● **Task set**
1 – Shorten the paragraph in the text about moving as a kid that begins "I moved around a lot as a kid," keeping its main facts.
2 – From the text about moving as a kid, reproduce word for word the passage from "There’s a New" up to and including "it be Good?".

● **Text excerpt**

┌──

There’s a New Kid in Town
I moved around a lot as a kid. Being the new kid in a new town and school is never easy or fun. One of the benefits of coming from a large family is that no matter where you go, the rest of your posse is there too. It may not sound so great if you don’t happen to get along with them. I think by default we knew that until we managed to make other friends, we were stuck with each other and may as well make the best of it. I think we did a fine job. Little bits of drama here and there, but overall I would count my sisters and brother and even my father as the best friends I will ever have in this life. The best part of course being that they already know where all my skeletons are buried and they love me anyway.
Wouldn’t it be Good?
With friends, it is naturally going to be a bit different. Since I moved so much, I always seemed to be saying good-bye to someone. I think it could have been very easy to just not bother to make friends at all. My perception of myself in school is being kind of shy at first. Just blending into the background while trying to size up the situation. I learned to read others at an early age. I also learned to put on a brave face and fake my way through all sorts of situations (like all teenagers, I’m sure). I also tried to think of moving as a way to reinvent myself. A clean slate, you know? I don’t think I was ever able to carry that off, but I spent a lot of time thinking about it. (Seriously, how did I NOT become an actress???)

└──

● **Dataset entries**
┌──

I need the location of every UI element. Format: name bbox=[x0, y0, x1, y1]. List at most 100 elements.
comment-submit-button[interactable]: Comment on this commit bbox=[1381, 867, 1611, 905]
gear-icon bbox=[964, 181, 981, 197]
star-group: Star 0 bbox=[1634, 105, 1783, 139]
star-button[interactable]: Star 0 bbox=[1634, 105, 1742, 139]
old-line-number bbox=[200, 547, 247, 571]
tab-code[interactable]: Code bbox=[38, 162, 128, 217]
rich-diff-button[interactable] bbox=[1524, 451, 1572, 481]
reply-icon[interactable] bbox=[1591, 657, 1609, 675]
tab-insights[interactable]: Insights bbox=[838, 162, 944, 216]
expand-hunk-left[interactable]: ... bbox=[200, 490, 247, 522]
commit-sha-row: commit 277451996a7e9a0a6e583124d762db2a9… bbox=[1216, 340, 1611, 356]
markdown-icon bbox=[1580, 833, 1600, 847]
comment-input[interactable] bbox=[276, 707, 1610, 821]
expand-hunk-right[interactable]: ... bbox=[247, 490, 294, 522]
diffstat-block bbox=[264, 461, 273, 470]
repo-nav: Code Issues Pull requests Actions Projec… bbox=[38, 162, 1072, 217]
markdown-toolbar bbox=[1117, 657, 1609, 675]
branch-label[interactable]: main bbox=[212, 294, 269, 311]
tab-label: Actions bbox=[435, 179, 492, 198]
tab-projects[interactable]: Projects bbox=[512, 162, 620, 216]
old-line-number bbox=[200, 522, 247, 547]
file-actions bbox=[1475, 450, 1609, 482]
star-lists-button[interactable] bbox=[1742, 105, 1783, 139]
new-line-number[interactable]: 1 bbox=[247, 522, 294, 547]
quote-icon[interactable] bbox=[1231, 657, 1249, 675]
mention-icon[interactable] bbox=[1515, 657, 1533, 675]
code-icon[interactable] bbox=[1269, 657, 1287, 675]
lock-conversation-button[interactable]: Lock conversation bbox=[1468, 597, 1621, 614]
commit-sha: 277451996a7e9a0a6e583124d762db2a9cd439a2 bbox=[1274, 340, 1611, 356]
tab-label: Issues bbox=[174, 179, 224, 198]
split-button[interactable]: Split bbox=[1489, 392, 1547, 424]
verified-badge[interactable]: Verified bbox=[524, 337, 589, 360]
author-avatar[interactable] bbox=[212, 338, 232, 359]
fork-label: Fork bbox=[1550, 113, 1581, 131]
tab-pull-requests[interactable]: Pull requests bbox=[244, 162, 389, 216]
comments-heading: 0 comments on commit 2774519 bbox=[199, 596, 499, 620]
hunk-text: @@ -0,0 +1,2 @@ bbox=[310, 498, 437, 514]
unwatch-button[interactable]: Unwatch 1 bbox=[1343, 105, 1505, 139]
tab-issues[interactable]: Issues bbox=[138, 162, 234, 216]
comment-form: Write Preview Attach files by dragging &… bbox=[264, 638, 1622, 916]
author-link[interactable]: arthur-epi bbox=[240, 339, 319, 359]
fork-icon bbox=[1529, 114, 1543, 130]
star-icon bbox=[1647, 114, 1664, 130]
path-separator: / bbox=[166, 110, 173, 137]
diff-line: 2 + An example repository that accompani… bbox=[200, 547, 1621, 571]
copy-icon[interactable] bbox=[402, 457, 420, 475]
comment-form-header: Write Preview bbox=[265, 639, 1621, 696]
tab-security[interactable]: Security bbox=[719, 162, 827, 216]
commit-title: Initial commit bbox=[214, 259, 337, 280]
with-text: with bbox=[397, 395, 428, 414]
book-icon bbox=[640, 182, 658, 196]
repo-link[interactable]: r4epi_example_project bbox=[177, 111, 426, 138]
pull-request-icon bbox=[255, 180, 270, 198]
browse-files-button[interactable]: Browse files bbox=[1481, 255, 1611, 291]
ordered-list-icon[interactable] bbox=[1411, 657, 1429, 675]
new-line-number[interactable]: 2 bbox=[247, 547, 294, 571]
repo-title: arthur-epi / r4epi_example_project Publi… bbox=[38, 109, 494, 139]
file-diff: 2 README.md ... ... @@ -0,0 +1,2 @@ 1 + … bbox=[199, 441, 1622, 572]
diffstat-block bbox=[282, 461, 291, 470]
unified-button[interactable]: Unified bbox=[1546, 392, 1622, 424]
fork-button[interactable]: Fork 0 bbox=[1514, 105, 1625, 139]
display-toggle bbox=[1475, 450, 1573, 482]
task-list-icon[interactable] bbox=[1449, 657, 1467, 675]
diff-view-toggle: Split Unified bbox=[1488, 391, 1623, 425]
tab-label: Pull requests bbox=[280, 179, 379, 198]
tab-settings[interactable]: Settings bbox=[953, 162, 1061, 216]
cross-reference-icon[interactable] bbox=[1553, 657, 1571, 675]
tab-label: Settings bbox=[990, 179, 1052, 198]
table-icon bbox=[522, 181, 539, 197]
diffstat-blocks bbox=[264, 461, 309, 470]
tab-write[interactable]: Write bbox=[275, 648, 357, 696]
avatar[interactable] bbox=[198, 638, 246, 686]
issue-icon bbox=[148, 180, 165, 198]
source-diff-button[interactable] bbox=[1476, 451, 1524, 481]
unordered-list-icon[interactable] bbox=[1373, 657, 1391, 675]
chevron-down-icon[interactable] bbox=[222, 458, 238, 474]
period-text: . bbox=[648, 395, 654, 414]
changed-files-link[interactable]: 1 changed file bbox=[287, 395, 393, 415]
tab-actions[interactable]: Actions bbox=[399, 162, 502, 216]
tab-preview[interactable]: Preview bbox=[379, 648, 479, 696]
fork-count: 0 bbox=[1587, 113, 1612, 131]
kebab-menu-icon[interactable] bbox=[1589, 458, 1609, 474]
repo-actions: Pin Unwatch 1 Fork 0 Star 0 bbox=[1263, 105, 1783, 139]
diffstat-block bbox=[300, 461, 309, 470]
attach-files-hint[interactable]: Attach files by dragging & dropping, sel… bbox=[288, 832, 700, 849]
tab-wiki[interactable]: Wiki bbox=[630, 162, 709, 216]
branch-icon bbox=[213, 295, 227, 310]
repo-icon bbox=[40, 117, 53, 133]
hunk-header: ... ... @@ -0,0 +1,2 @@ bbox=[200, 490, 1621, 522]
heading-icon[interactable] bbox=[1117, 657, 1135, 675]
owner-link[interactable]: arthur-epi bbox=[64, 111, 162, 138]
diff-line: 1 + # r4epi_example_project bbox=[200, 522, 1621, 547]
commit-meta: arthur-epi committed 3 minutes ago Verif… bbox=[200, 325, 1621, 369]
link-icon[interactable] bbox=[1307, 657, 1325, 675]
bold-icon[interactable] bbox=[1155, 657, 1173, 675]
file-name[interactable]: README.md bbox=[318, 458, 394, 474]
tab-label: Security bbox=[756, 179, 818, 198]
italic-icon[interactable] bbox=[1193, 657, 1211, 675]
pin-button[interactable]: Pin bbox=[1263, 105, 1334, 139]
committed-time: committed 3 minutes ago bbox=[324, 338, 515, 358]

└──

● **Solutions for each task**
1 – I moved often as a child, and being the new kid in town and at school was hard. Coming from a large family helped, because my siblings came along everywhere. Until we made other friends, we were stuck with each other, so we made the best of it. Despite some drama, I count my sisters, my brother, and my father as my best friends for life, especially since they know all my secrets and love me anyway.

2 –
There’s a New Kid in Town
I moved around a lot as a kid. Being the new kid in a new town and school is never easy or fun. One of the benefits of coming from a large family is that no matter where you go, the rest of your posse is there too. It may not sound so great if you don’t happen to get along with them. I think by default we knew that until we managed to make other friends, we were stuck with each other and may as well make the best of it. I think we did a fine job. Little bits of drama here and there, but overall I would count my sisters and brother and even my father as the best friends I will ever have in this life. The best part of course being that they already know where all my skeletons are buried and they love me anyway.
Wouldn’t it be Good?